The request
Edit the records below so that every occurrence of "colorbar-tick-label" becomes "scale-tick-label", with everything else unchanged, and leave the pictures out of your answer.

-- Begin --

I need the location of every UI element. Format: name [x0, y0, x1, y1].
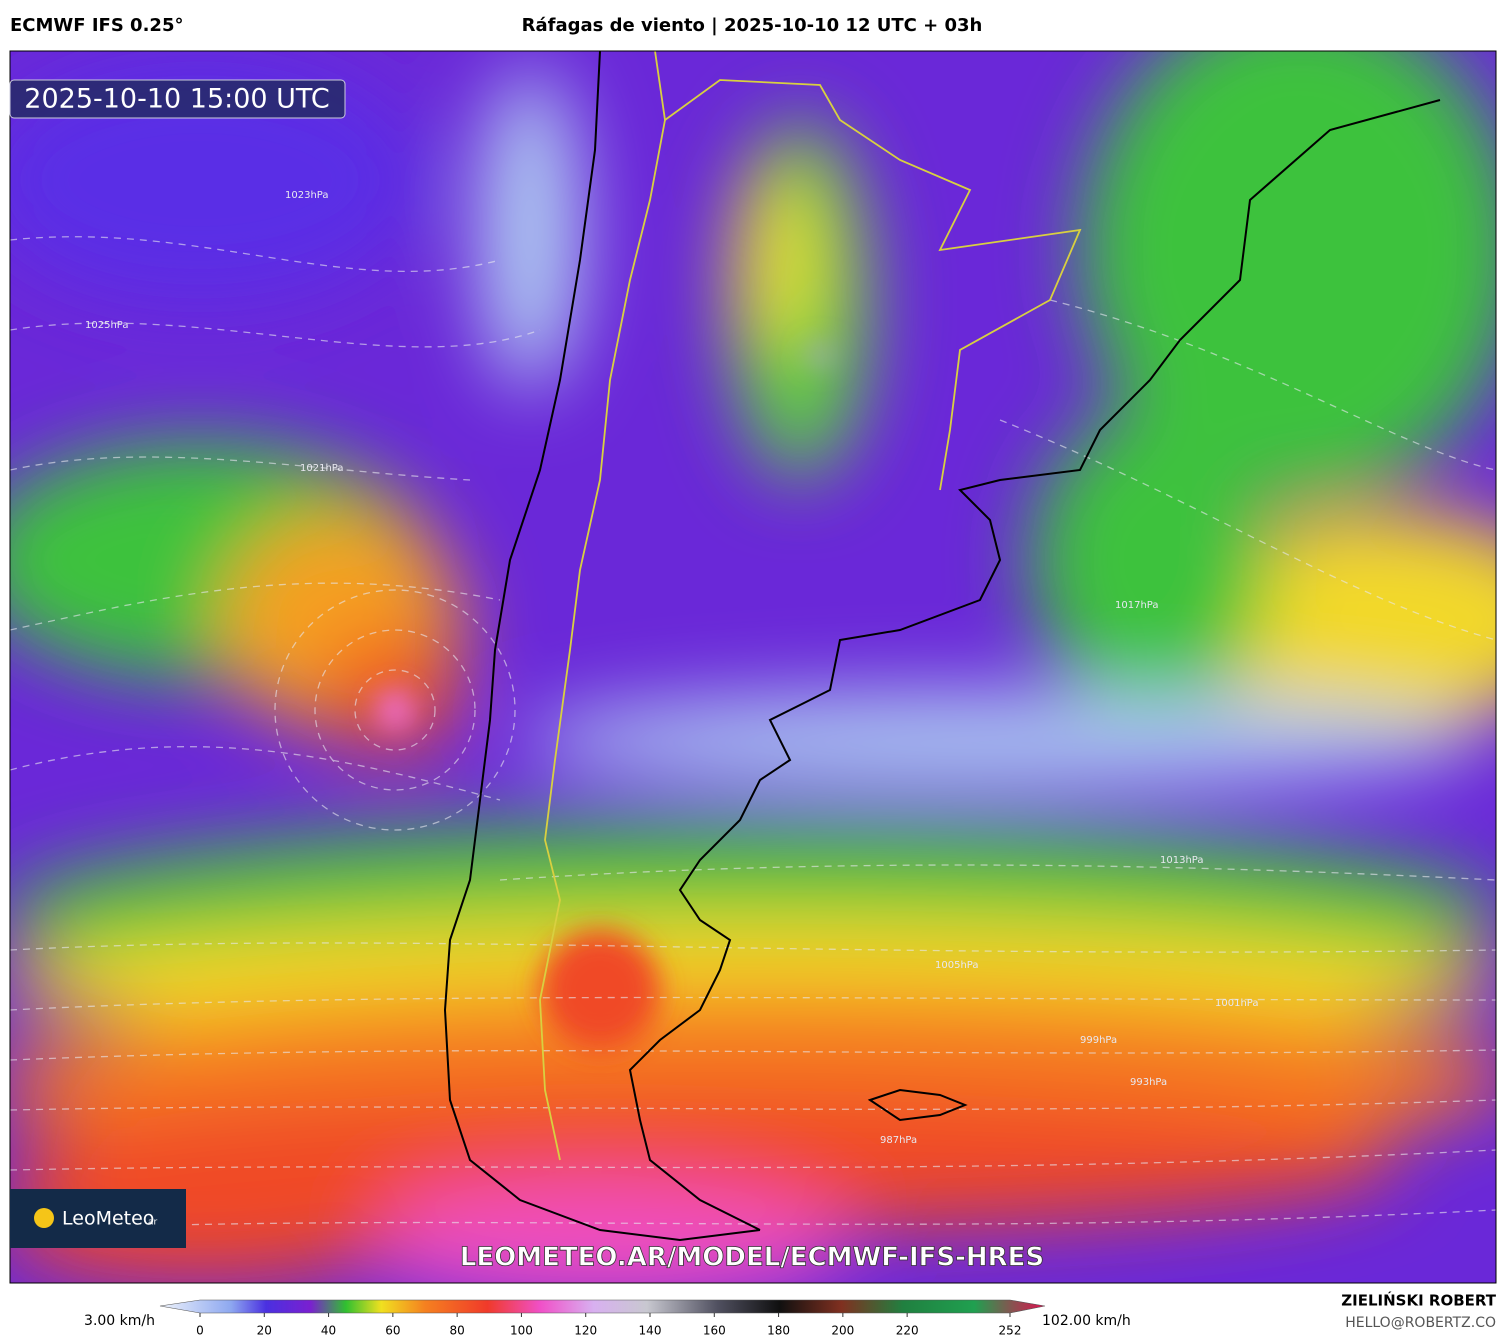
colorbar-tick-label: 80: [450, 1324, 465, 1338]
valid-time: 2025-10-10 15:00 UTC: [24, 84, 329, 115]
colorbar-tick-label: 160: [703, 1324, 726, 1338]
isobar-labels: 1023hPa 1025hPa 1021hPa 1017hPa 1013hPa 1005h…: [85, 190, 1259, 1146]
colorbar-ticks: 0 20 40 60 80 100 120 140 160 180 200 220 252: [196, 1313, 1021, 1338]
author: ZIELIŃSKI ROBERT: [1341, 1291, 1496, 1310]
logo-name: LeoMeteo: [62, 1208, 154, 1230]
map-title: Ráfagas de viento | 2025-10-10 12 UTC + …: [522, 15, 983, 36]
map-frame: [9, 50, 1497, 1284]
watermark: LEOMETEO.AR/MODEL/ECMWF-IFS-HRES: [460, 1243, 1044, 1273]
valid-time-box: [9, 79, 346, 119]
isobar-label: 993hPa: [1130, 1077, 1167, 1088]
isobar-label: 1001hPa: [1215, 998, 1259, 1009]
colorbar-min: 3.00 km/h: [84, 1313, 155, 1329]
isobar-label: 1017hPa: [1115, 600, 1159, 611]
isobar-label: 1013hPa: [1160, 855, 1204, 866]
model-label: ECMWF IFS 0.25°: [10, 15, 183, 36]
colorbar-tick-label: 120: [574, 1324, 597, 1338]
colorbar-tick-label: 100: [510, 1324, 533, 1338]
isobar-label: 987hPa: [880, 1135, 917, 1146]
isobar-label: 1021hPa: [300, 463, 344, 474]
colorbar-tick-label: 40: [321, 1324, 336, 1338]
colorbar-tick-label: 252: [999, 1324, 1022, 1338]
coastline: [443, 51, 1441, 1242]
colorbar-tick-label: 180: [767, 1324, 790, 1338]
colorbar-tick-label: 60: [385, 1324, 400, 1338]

-- End --

Solution
I need the location of every UI element. Format: name [x0, y0, x1, y1].
scale-tick-label: 80: [450, 1324, 465, 1338]
valid-time: 2025-10-10 15:00 UTC: [24, 84, 329, 115]
scale-tick-label: 160: [703, 1324, 726, 1338]
isobar-labels: 1023hPa 1025hPa 1021hPa 1017hPa 1013hPa 1005h…: [85, 190, 1259, 1146]
colorbar-ticks: 0 20 40 60 80 100 120 140 160 180 200 220 252: [196, 1313, 1021, 1338]
author: ZIELIŃSKI ROBERT: [1341, 1291, 1496, 1310]
logo-name: LeoMeteo: [62, 1208, 154, 1230]
map-title: Ráfagas de viento | 2025-10-10 12 UTC + …: [522, 15, 983, 36]
map-frame: [9, 50, 1497, 1284]
watermark: LEOMETEO.AR/MODEL/ECMWF-IFS-HRES: [460, 1243, 1044, 1273]
valid-time-box: [9, 79, 346, 119]
isobar-label: 993hPa: [1130, 1077, 1167, 1088]
isobar-label: 1001hPa: [1215, 998, 1259, 1009]
colorbar-min: 3.00 km/h: [84, 1313, 155, 1329]
isobar-label: 1017hPa: [1115, 600, 1159, 611]
isobar-label: 1013hPa: [1160, 855, 1204, 866]
model-label: ECMWF IFS 0.25°: [10, 15, 183, 36]
scale-tick-label: 120: [574, 1324, 597, 1338]
scale-tick-label: 100: [510, 1324, 533, 1338]
isobar-label: 987hPa: [880, 1135, 917, 1146]
isobar-label: 1021hPa: [300, 463, 344, 474]
scale-tick-label: 40: [321, 1324, 336, 1338]
scale-tick-label: 252: [999, 1324, 1022, 1338]
coastline: [443, 51, 1441, 1242]
scale-tick-label: 180: [767, 1324, 790, 1338]
scale-tick-label: 60: [385, 1324, 400, 1338]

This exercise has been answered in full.